Saved entries
....................

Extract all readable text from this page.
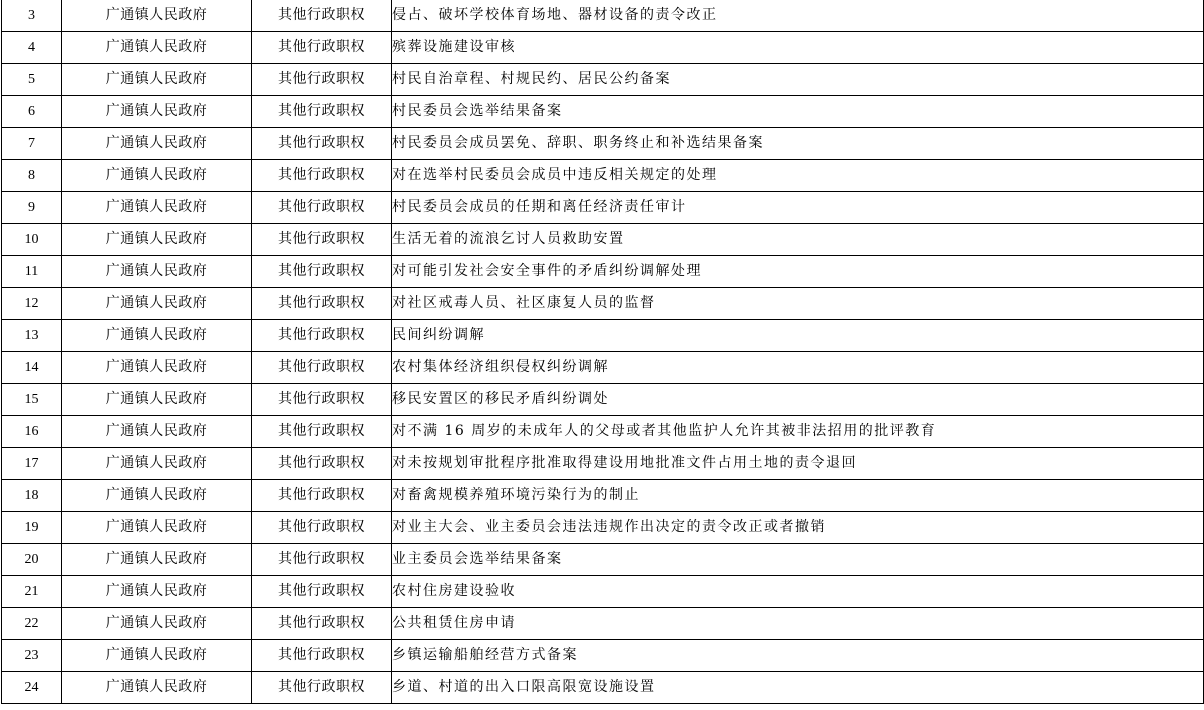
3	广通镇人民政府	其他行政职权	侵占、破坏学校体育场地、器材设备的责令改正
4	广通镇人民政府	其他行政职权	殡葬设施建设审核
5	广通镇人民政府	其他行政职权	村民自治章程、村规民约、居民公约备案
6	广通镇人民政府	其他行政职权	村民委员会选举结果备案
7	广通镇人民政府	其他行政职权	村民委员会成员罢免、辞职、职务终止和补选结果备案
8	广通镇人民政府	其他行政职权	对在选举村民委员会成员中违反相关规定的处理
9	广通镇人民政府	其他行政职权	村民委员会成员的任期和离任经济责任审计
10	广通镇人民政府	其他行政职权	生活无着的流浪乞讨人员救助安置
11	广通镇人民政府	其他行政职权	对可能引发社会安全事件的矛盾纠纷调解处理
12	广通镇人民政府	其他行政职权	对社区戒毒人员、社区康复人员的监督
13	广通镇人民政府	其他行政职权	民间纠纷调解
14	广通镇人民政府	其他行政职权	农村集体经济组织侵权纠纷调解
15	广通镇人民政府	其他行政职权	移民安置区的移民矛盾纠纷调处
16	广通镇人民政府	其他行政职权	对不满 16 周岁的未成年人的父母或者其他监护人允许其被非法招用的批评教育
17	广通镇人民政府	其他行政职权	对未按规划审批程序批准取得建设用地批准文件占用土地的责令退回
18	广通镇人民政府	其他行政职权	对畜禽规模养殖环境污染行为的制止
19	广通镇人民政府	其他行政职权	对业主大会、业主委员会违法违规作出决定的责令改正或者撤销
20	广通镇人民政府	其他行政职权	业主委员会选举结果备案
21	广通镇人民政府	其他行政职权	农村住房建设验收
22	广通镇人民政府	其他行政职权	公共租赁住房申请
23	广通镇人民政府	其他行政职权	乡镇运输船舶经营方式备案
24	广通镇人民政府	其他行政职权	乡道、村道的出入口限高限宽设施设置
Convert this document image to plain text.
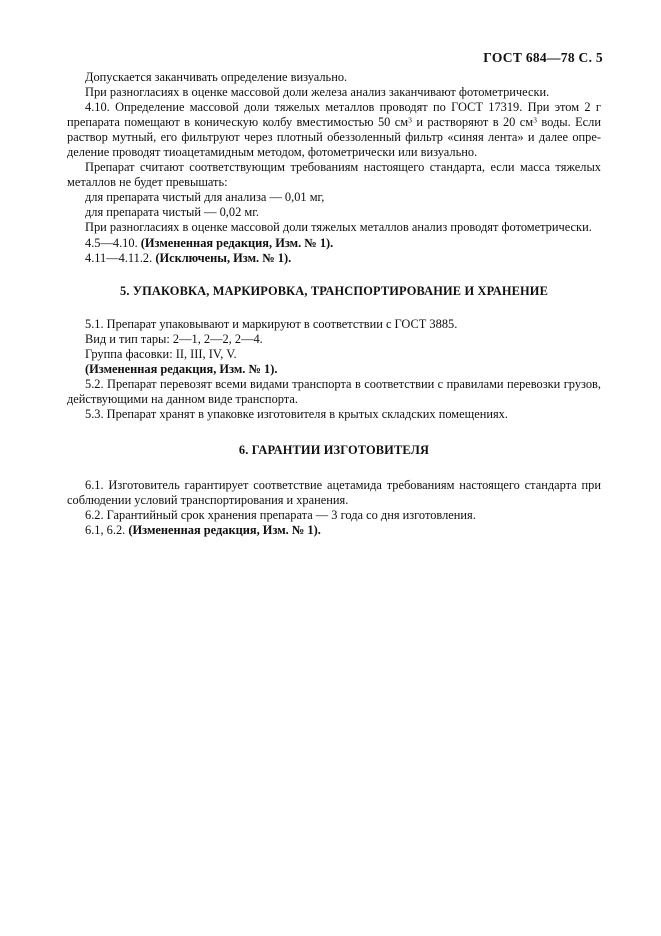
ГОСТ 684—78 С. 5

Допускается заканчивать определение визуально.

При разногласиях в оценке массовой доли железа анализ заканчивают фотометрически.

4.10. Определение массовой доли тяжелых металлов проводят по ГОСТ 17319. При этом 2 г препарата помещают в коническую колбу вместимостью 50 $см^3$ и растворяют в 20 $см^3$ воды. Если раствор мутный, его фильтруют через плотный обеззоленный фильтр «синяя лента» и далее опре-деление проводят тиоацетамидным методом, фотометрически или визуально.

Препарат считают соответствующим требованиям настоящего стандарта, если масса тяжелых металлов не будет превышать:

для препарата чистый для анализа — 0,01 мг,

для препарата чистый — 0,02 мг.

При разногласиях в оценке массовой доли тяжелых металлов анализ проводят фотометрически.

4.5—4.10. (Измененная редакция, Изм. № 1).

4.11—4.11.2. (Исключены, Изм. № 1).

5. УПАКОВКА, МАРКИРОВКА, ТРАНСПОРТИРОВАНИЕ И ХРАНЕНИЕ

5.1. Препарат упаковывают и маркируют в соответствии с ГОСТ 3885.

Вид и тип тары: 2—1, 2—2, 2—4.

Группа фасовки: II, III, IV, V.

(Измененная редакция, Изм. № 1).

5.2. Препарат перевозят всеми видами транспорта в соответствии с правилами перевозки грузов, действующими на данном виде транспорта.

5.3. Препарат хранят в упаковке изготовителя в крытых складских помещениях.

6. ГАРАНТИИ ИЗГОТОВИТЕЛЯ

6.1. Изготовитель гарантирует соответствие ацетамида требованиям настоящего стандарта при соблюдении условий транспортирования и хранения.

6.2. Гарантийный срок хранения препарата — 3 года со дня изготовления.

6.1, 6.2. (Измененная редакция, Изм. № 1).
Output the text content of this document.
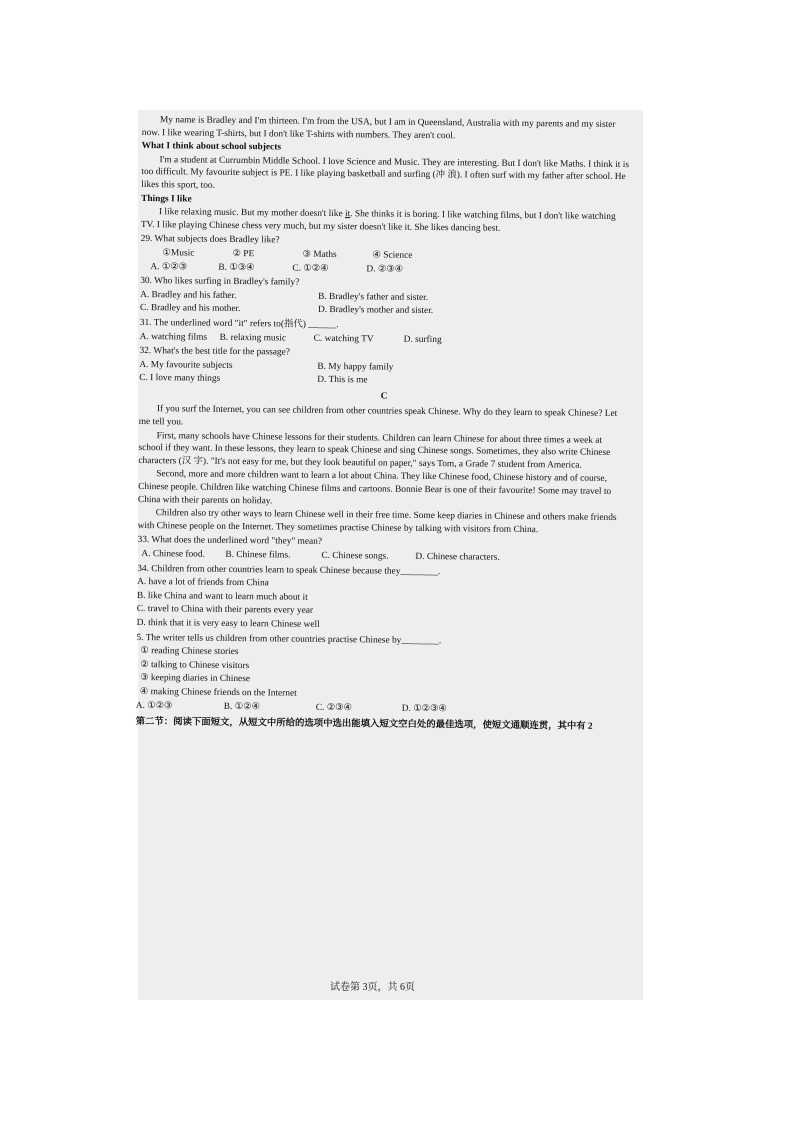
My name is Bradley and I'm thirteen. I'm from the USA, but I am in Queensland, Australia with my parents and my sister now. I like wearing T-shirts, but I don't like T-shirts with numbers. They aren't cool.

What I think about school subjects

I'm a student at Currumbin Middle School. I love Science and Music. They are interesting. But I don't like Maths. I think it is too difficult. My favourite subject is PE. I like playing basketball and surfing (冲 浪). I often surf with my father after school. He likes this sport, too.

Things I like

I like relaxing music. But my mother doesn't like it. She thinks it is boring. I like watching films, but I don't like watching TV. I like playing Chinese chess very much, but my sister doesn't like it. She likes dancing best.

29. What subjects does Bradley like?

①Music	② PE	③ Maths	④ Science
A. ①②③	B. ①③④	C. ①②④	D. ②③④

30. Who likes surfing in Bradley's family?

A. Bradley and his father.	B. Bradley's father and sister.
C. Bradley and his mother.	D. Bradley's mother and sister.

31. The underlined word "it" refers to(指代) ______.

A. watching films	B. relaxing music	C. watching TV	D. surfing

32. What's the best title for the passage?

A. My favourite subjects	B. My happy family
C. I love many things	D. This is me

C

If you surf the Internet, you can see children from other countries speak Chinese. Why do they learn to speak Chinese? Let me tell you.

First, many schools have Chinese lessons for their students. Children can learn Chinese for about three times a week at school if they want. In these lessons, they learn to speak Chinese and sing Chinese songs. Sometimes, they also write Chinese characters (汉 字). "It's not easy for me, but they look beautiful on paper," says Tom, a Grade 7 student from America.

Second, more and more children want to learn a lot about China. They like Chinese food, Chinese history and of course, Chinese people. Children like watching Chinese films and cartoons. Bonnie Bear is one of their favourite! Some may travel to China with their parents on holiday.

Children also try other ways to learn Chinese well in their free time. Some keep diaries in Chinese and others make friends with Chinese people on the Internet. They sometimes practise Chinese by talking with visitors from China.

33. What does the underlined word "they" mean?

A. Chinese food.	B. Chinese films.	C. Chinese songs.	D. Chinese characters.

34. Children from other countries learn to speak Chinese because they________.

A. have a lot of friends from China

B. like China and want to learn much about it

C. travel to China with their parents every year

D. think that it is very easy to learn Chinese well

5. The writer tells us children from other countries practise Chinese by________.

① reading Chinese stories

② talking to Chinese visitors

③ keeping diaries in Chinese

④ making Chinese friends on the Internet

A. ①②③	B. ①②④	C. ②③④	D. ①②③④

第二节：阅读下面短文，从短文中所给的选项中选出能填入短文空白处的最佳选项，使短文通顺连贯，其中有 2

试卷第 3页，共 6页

....................

What you will do
Restate the entire listing word for word, excluding pictures.

Task result
Extract all readable text from this page.
3	广通镇人民政府	其他行政职权	侵占、破坏学校体育场地、器材设备的责令改正
4	广通镇人民政府	其他行政职权	殡葬设施建设审核
5	广通镇人民政府	其他行政职权	村民自治章程、村规民约、居民公约备案
6	广通镇人民政府	其他行政职权	村民委员会选举结果备案
7	广通镇人民政府	其他行政职权	村民委员会成员罢免、辞职、职务终止和补选结果备案
8	广通镇人民政府	其他行政职权	对在选举村民委员会成员中违反相关规定的处理
9	广通镇人民政府	其他行政职权	村民委员会成员的任期和离任经济责任审计
10	广通镇人民政府	其他行政职权	生活无着的流浪乞讨人员救助安置
11	广通镇人民政府	其他行政职权	对可能引发社会安全事件的矛盾纠纷调解处理
12	广通镇人民政府	其他行政职权	对社区戒毒人员、社区康复人员的监督
13	广通镇人民政府	其他行政职权	民间纠纷调解
14	广通镇人民政府	其他行政职权	农村集体经济组织侵权纠纷调解
15	广通镇人民政府	其他行政职权	移民安置区的移民矛盾纠纷调处
16	广通镇人民政府	其他行政职权	对不满 16 周岁的未成年人的父母或者其他监护人允许其被非法招用的批评教育
17	广通镇人民政府	其他行政职权	对未按规划审批程序批准取得建设用地批准文件占用土地的责令退回
18	广通镇人民政府	其他行政职权	对畜禽规模养殖环境污染行为的制止
19	广通镇人民政府	其他行政职权	对业主大会、业主委员会违法违规作出决定的责令改正或者撤销
20	广通镇人民政府	其他行政职权	业主委员会选举结果备案
21	广通镇人民政府	其他行政职权	农村住房建设验收
22	广通镇人民政府	其他行政职权	公共租赁住房申请
23	广通镇人民政府	其他行政职权	乡镇运输船舶经营方式备案
24	广通镇人民政府	其他行政职权	乡道、村道的出入口限高限宽设施设置
Convert this document image to plain text.
ГОСТ 684—78 С. 5

Допускается заканчивать определение визуально.

При разногласиях в оценке массовой доли железа анализ заканчивают фотометрически.

4.10. Определение массовой доли тяжелых металлов проводят по ГОСТ 17319. При этом 2 г препарата помещают в коническую колбу вместимостью 50 $см^3$ и растворяют в 20 $см^3$ воды. Если раствор мутный, его фильтруют через плотный обеззоленный фильтр «синяя лента» и далее опре-деление проводят тиоацетамидным методом, фотометрически или визуально.

Препарат считают соответствующим требованиям настоящего стандарта, если масса тяжелых металлов не будет превышать:

для препарата чистый для анализа — 0,01 мг,

для препарата чистый — 0,02 мг.

При разногласиях в оценке массовой доли тяжелых металлов анализ проводят фотометрически.

4.5—4.10. (Измененная редакция, Изм. № 1).

4.11—4.11.2. (Исключены, Изм. № 1).

5. УПАКОВКА, МАРКИРОВКА, ТРАНСПОРТИРОВАНИЕ И ХРАНЕНИЕ

5.1. Препарат упаковывают и маркируют в соответствии с ГОСТ 3885.

Вид и тип тары: 2—1, 2—2, 2—4.

Группа фасовки: II, III, IV, V.

(Измененная редакция, Изм. № 1).

5.2. Препарат перевозят всеми видами транспорта в соответствии с правилами перевозки грузов, действующими на данном виде транспорта.

5.3. Препарат хранят в упаковке изготовителя в крытых складских помещениях.

6. ГАРАНТИИ ИЗГОТОВИТЕЛЯ

6.1. Изготовитель гарантирует соответствие ацетамида требованиям настоящего стандарта при соблюдении условий транспортирования и хранения.

6.2. Гарантийный срок хранения препарата — 3 года со дня изготовления.

6.1, 6.2. (Измененная редакция, Изм. № 1).
Output the text content of this document.
My name is Bradley and I'm thirteen. I'm from the USA, but I am in Queensland, Australia with my parents and my sister now. I like wearing T-shirts, but I don't like T-shirts with numbers. They aren't cool.

What I think about school subjects

I'm a student at Currumbin Middle School. I love Science and Music. They are interesting. But I don't like Maths. I think it is too difficult. My favourite subject is PE. I like playing basketball and surfing (冲 浪). I often surf with my father after school. He likes this sport, too.

Things I like

I like relaxing music. But my mother doesn't like it. She thinks it is boring. I like watching films, but I don't like watching TV. I like playing Chinese chess very much, but my sister doesn't like it. She likes dancing best.

29. What subjects does Bradley like?

①Music	② PE	③ Maths	④ Science
A. ①②③	B. ①③④	C. ①②④	D. ②③④

30. Who likes surfing in Bradley's family?

A. Bradley and his father.	B. Bradley's father and sister.
C. Bradley and his mother.	D. Bradley's mother and sister.

31. The underlined word "it" refers to(指代) ______.

A. watching films	B. relaxing music	C. watching TV	D. surfing

32. What's the best title for the passage?

A. My favourite subjects	B. My happy family
C. I love many things	D. This is me

C

If you surf the Internet, you can see children from other countries speak Chinese. Why do they learn to speak Chinese? Let me tell you.

First, many schools have Chinese lessons for their students. Children can learn Chinese for about three times a week at school if they want. In these lessons, they learn to speak Chinese and sing Chinese songs. Sometimes, they also write Chinese characters (汉 字). "It's not easy for me, but they look beautiful on paper," says Tom, a Grade 7 student from America.

Second, more and more children want to learn a lot about China. They like Chinese food, Chinese history and of course, Chinese people. Children like watching Chinese films and cartoons. Bonnie Bear is one of their favourite! Some may travel to China with their parents on holiday.

Children also try other ways to learn Chinese well in their free time. Some keep diaries in Chinese and others make friends with Chinese people on the Internet. They sometimes practise Chinese by talking with visitors from China.

33. What does the underlined word "they" mean?

A. Chinese food.	B. Chinese films.	C. Chinese songs.	D. Chinese characters.

34. Children from other countries learn to speak Chinese because they________.

A. have a lot of friends from China

B. like China and want to learn much about it

C. travel to China with their parents every year

D. think that it is very easy to learn Chinese well

5. The writer tells us children from other countries practise Chinese by________.

① reading Chinese stories

② talking to Chinese visitors

③ keeping diaries in Chinese

④ making Chinese friends on the Internet

A. ①②③	B. ①②④	C. ②③④	D. ①②③④

第二节：阅读下面短文，从短文中所给的选项中选出能填入短文空白处的最佳选项，使短文通顺连贯，其中有 2

试卷第 3页，共 6页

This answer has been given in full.